WORK TO COMPLETE.
Comb through the entries for "JSON" and pull out each line that holds it.

DATASET EXTRACT.

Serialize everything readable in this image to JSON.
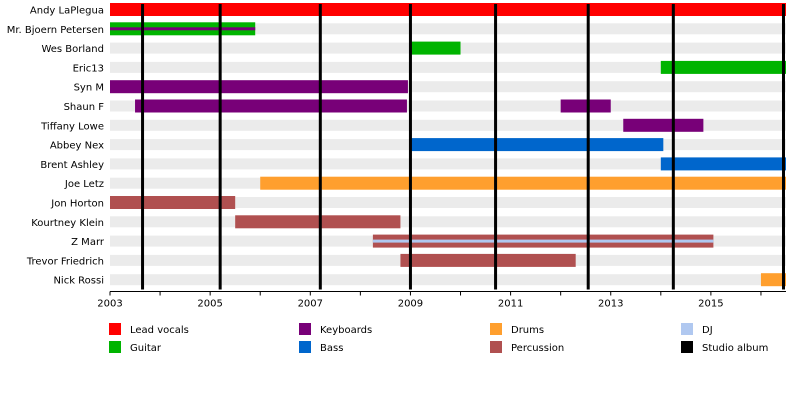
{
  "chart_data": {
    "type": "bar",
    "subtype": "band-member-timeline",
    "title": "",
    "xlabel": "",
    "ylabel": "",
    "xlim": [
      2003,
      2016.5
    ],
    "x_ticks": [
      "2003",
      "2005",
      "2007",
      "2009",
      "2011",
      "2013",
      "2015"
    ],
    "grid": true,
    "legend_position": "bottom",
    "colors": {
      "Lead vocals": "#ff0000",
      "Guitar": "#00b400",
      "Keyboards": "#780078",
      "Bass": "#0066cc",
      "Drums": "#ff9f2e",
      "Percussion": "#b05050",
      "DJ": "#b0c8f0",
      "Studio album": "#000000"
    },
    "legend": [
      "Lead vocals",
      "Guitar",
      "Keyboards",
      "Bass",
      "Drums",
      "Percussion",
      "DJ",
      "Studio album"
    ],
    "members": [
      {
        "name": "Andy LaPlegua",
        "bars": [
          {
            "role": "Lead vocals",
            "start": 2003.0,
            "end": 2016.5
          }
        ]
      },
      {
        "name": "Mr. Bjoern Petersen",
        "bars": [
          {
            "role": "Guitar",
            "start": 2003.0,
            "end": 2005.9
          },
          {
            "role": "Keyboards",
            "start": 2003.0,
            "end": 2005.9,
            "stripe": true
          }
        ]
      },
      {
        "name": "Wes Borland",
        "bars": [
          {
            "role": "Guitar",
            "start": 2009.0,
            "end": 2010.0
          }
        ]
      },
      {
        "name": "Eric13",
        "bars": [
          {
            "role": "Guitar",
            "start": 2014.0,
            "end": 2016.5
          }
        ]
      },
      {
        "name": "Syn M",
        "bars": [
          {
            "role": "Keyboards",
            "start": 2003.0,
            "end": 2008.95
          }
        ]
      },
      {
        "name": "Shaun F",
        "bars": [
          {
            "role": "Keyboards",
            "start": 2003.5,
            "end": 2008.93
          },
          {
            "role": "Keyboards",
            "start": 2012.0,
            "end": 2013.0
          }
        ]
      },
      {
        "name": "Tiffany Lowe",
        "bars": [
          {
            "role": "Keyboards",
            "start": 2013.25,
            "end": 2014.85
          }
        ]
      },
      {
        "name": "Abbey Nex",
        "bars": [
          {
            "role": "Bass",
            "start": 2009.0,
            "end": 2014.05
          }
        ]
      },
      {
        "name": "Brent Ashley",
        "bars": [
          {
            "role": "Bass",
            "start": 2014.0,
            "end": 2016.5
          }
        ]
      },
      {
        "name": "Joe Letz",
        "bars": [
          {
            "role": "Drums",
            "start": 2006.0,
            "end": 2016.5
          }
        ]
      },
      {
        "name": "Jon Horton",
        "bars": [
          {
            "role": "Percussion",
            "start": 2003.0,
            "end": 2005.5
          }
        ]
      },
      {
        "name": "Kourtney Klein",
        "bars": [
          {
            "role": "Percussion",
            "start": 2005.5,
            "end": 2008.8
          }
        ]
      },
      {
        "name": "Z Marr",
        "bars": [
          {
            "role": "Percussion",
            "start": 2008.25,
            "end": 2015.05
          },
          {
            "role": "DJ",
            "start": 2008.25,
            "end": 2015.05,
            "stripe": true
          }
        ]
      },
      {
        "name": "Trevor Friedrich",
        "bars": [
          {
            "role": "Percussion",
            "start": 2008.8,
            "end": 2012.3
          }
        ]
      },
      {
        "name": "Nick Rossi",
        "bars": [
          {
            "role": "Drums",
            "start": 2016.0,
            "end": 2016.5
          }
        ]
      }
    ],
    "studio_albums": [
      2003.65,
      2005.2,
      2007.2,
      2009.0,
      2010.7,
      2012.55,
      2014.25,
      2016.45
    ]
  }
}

---

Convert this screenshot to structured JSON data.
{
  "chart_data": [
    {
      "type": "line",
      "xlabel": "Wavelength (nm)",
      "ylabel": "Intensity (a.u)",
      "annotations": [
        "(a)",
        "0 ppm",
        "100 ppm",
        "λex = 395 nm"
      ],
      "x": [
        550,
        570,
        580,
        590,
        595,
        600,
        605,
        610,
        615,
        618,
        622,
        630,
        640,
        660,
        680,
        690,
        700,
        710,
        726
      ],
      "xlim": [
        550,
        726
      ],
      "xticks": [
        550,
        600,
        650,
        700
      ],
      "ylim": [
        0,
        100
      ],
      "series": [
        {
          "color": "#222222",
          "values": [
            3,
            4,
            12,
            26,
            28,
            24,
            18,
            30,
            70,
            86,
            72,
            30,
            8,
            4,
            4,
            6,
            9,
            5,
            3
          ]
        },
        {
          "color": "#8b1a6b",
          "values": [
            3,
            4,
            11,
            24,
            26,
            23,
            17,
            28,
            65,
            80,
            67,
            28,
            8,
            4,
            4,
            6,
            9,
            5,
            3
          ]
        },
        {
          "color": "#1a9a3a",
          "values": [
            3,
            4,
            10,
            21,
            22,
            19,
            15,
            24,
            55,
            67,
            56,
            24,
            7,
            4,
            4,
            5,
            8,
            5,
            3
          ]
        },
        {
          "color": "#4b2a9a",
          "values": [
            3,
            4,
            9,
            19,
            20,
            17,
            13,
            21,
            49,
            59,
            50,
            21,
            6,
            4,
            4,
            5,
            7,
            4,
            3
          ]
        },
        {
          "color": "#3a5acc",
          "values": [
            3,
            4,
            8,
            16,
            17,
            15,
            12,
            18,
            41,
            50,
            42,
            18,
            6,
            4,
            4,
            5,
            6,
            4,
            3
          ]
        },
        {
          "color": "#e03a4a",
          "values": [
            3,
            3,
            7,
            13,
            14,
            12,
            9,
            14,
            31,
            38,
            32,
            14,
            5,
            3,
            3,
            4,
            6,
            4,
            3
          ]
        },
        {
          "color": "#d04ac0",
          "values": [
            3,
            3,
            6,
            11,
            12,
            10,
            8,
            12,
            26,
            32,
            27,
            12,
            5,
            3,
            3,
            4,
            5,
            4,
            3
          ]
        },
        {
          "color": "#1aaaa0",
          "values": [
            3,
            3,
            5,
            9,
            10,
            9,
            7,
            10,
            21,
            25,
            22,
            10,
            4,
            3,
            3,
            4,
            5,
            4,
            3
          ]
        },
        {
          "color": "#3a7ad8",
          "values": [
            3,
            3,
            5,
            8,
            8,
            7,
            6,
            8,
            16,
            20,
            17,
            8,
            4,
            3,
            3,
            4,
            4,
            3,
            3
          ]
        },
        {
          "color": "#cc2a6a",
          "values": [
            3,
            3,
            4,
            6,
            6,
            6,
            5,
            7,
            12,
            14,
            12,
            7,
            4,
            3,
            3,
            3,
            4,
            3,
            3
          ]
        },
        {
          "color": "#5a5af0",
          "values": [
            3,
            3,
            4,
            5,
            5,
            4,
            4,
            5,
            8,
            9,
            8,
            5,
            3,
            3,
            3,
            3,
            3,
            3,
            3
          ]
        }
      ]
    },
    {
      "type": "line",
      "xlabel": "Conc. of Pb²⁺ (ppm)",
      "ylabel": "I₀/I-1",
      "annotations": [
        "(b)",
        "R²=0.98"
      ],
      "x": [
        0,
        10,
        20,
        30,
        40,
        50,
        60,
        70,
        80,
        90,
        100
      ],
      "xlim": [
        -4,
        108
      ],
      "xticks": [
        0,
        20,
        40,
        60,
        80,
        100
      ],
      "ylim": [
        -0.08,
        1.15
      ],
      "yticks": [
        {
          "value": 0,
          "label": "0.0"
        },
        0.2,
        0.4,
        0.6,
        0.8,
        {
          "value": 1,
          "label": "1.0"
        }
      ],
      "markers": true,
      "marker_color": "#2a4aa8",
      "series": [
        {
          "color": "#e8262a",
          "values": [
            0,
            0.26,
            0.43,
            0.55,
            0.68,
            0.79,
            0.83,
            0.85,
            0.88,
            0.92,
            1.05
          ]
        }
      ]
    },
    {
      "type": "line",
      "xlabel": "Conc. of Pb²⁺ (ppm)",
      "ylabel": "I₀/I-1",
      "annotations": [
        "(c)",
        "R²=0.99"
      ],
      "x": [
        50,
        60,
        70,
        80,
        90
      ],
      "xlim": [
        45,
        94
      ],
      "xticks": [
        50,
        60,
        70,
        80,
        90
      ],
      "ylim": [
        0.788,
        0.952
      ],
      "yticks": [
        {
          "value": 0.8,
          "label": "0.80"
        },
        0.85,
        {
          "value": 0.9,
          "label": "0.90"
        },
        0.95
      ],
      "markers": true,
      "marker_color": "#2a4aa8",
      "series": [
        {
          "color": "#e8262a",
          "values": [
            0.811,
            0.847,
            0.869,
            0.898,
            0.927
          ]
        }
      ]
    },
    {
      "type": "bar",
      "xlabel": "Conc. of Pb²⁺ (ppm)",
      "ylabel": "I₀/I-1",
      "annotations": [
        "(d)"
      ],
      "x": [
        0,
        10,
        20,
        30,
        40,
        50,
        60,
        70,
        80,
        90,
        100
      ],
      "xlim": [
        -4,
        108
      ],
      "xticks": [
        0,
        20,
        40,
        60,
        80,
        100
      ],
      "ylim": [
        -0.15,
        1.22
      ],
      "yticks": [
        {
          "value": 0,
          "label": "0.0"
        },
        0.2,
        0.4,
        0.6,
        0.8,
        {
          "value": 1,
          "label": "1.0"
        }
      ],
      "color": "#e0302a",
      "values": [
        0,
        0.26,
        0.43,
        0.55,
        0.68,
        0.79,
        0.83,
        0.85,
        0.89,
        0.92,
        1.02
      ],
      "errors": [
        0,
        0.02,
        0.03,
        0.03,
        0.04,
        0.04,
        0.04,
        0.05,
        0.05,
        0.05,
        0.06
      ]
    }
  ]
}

EXERCISE RESPONSE.
Serialize everything readable in this image to JSON.
Convert this screenshot to structured JSON data.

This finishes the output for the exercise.